Text block:
####

Dropping the kids off was no big deal. They were always excited to see their friends and get involved in the play activities. Often it was hard to even say goodbye to them as they were off like a shot once their coats and shoes were off. It was picking them up that was the issue.
And where the rules came in.
Rule #1. You have to pick up the older child first. I’m assuming that the rationale was that they could dress themselves but it would take longer than if Dad did it. A big shoutout to whoever invented velcro. So, you enter their room, takes your shoes/boots off and take the child into the cloakroom and get them ready.
The problem was that the younger child could see you coming and would come to their entrance to the cloak room which was blocked by a see-through gate. He was excited to see you, knowing that the family would be going home for supper soon. In a perfect world, I could just reach over the gate, grab him, dress him and we were gone. But the rules prohibited that.
Rule #2. You could then pick up the younger child. But, I had to leave the first room by its exit, walk around the corner into the second room, take my shoes/boots off and then get him. The situation was always the same. He was standing at the gate looking into the other room crying, just knowing that he’d been abandoned again.
Ever the inquirer, I asked “Why do we have to do it this way?”
The answer? “That’s the rules.”
The response? “Why?”
The comeback. “That’s the rules.”
The situation helped me with my own understanding of rules. The bottom line should be – if you’re going to have rules, you need to know why. There are good reasons for rules – I get that – and if you could explain why, it would go a long way to understanding.
It made me think of rules in my own school. My Computer Studies classroom was in one corner on the second floor. The gymnasium was on the ground floor way on the other side of the school. Some of the students would have Phys. Ed. before Computer Science (as an aside, if you have a chance to get involved in scheduling, try to avoid the period after Phys. Ed. – just sayin’) and were constantly late. In our school, we had a rule – there was five minutes transition time between classes. As a first year teacher, I tried to follow the rules and would regularly try to deal with it.
My answer? “That’s the rules.”
Later one day, I picked up the kids from daycare and realized that I was using the same lame reason myself.
It got so frustrating – the next night after the school had emptied, I timed it myself. It took the best part of five minutes to do the walk. Stop for a drink of water and you’d be late!
So, I decided to drop in on the vice-principal for a chat. As a first year teacher, I was really nervous – I didn’t have a permanent contract – how dare I question things that have been established for years? I explained the situation and got this incredulous look from him.
“If it’s impossible, it’s impossible. Bend the rule”.
I felt like the weight of the world had been lifted from my shoulders. I’ll make the new rule “five minutes and a drink of water”.
In education, we like to have rules. I suppose in some ways, we rationalize it by thinking that we’re making kids better citizens and keeping things safe. In practical terms, we probably do many of them to make life easier for ourselves.
But, if we can’t think of a good reason to have and enforce the rules, do we really need it?

####

Data segment:
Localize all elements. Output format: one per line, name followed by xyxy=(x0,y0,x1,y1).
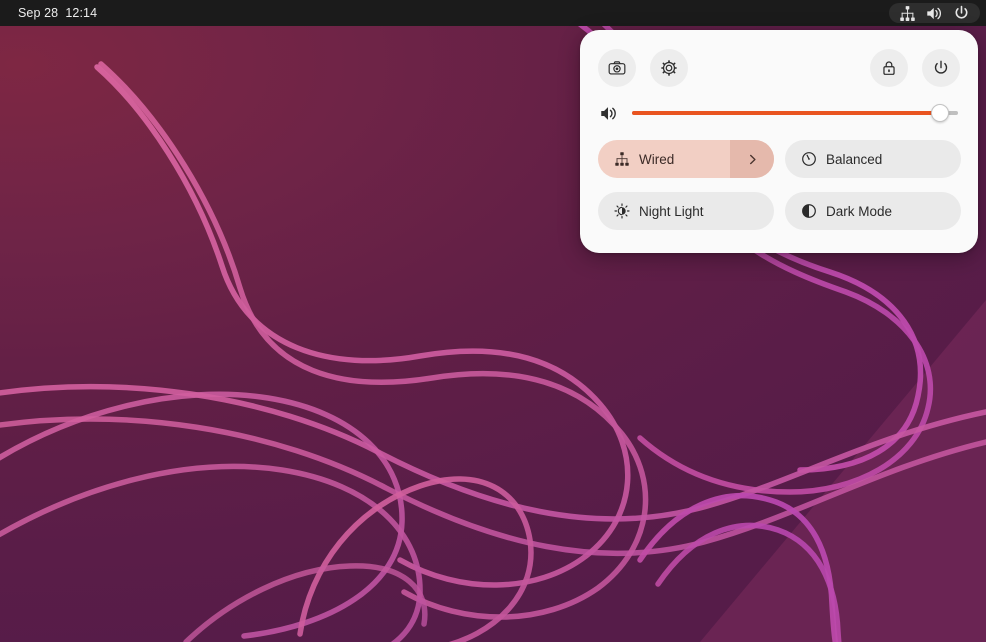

####

Jobs:
(a) Transcribe the part of the text about rules that opens with the words "I felt like" and closes with "really need it?".
(b) In the text about rules, how much transition time between classes did the school's rule allow?
The lines come from a separate source, not from the text about rules.

Responses by task:
(a)
I felt like the weight of the world had been lifted from my shoulders. I’ll make the new rule “five minutes and a drink of water”.
In education, we like to have rules. I suppose in some ways, we rationalize it by thinking that we’re making kids better citizens and keeping things safe. In practical terms, we probably do many of them to make life easier for ourselves.
But, if we can’t think of a good reason to have and enforce the rules, do we really need it?

(b) Five minutes.